[START]
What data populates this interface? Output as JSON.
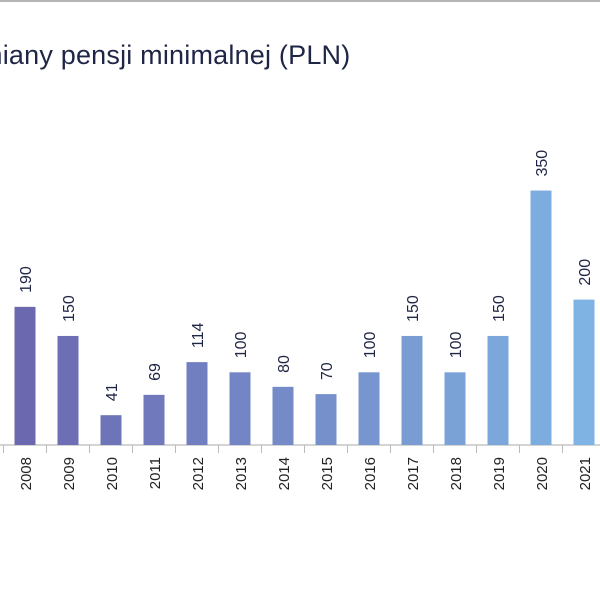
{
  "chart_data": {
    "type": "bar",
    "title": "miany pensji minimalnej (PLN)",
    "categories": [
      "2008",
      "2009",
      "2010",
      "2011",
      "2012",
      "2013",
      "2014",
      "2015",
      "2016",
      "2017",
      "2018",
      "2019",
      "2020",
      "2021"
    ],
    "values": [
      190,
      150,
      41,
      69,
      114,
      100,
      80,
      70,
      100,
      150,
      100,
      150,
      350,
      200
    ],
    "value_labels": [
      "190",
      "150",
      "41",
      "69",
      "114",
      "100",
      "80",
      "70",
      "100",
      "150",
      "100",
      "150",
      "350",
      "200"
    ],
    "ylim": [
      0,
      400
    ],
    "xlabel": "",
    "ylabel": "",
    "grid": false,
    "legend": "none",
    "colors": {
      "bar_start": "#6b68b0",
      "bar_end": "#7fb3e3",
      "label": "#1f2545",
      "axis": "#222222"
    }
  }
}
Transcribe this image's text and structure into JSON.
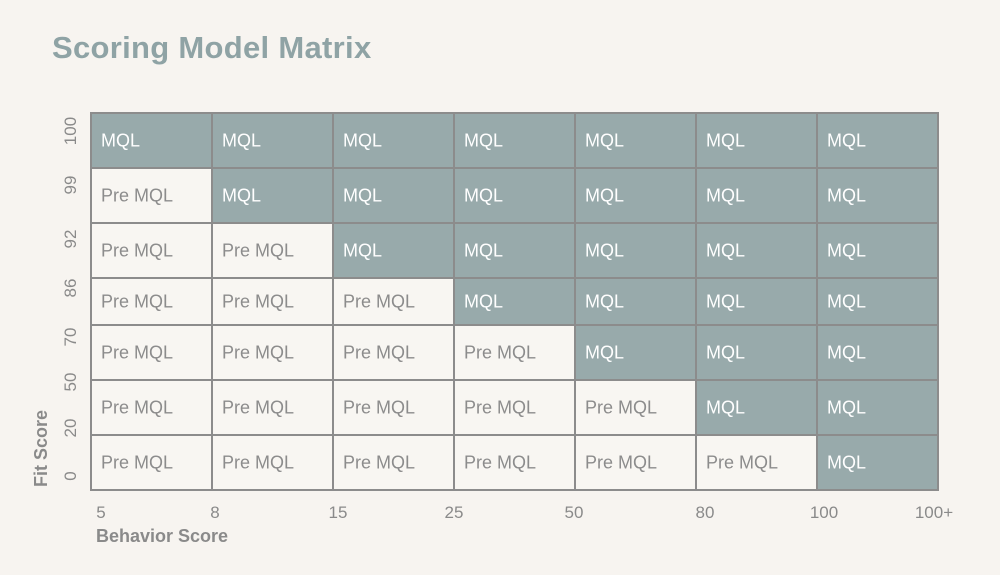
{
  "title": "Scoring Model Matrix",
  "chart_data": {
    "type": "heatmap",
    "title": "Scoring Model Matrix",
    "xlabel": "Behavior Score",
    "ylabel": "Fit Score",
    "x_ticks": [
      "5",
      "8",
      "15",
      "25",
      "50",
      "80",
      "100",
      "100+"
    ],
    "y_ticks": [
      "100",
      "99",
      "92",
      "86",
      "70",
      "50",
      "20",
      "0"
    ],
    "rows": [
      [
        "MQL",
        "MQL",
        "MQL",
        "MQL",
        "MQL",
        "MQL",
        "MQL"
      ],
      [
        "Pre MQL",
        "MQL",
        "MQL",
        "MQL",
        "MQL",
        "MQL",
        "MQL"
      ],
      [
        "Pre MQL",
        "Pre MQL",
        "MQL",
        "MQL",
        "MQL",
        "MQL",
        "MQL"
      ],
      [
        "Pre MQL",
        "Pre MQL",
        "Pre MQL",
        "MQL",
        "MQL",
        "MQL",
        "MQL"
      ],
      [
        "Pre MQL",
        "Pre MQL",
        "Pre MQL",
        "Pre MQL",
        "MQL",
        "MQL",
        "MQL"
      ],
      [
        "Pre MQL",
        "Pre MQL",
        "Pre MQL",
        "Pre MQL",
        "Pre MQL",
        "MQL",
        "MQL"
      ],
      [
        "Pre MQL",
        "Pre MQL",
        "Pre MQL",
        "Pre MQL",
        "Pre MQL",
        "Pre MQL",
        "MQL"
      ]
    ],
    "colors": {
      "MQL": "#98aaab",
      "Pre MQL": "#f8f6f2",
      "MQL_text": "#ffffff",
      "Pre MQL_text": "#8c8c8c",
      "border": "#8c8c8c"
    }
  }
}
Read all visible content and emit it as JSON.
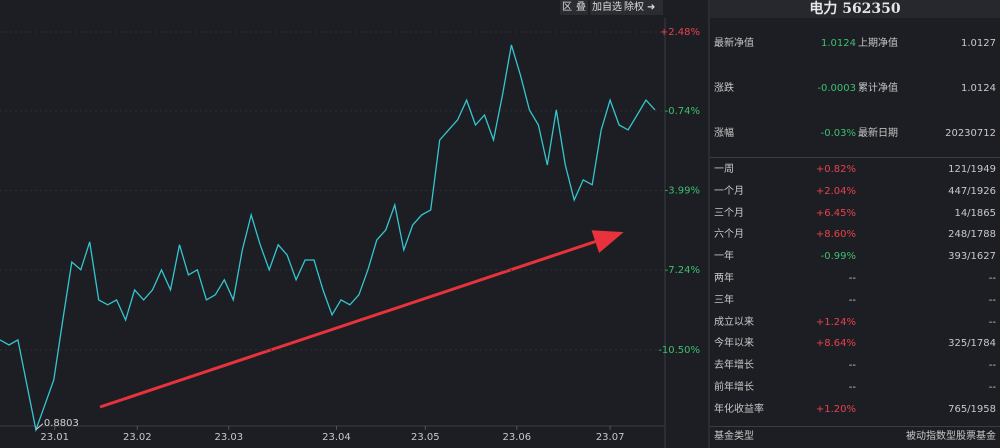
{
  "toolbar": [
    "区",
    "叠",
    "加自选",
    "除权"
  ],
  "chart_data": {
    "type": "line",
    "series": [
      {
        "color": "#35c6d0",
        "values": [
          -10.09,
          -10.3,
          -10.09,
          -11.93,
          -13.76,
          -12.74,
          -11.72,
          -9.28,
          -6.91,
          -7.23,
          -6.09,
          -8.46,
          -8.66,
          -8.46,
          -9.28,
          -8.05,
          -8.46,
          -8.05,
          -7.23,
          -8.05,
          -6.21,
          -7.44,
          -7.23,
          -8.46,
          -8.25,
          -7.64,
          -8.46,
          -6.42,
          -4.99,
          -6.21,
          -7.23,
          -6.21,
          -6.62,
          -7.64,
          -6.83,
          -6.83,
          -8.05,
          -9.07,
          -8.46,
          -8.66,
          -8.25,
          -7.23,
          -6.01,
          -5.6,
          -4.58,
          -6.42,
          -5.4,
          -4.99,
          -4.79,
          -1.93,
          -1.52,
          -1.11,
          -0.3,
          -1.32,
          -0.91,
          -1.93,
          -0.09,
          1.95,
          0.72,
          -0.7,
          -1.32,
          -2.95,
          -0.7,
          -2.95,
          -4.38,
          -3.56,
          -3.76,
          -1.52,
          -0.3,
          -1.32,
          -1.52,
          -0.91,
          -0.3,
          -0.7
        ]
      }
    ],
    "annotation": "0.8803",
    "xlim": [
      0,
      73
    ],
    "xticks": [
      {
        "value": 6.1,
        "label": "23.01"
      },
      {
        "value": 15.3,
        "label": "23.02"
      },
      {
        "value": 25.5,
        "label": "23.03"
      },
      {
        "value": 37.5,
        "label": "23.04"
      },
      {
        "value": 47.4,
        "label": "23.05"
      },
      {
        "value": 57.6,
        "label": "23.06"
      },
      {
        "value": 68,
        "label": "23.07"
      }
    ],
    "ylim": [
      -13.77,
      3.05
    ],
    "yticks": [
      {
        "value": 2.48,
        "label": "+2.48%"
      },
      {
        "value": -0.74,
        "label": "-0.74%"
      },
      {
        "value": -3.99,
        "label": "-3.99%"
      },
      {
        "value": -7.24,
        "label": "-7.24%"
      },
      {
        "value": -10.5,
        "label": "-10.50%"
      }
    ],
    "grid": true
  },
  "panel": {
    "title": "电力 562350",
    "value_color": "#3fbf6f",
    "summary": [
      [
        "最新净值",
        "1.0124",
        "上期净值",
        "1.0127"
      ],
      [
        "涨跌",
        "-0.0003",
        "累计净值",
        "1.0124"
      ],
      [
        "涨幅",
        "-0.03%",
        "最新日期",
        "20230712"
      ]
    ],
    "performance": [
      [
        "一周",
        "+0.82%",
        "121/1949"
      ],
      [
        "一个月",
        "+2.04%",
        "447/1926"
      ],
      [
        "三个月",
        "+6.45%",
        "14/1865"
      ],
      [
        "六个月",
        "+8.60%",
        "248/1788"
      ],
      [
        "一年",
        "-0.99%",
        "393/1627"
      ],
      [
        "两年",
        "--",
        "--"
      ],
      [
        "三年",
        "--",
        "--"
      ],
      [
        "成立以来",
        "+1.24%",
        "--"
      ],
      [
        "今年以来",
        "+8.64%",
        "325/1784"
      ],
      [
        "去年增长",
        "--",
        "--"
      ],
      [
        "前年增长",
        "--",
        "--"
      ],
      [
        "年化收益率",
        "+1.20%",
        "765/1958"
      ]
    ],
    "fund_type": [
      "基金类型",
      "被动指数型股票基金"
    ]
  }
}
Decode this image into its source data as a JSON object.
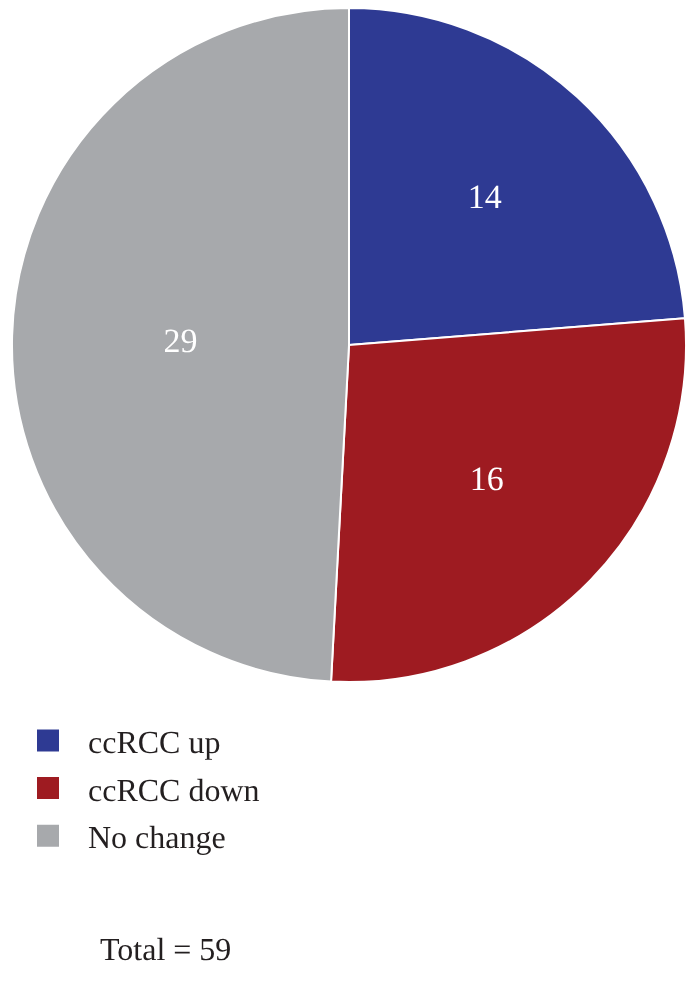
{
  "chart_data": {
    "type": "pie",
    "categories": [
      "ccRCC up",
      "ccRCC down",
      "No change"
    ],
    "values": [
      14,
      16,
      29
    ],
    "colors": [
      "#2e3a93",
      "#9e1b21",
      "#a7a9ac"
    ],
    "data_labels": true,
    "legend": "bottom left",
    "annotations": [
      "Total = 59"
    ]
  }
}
[END]
§ To do:
Isolate the lines above that contain the word "this" and copy them.

§ Full solution:
What data populates this interface? Output as JSON.
Transcribe this image's text and structure into JSON.
Decode this image into its source data as a JSON object.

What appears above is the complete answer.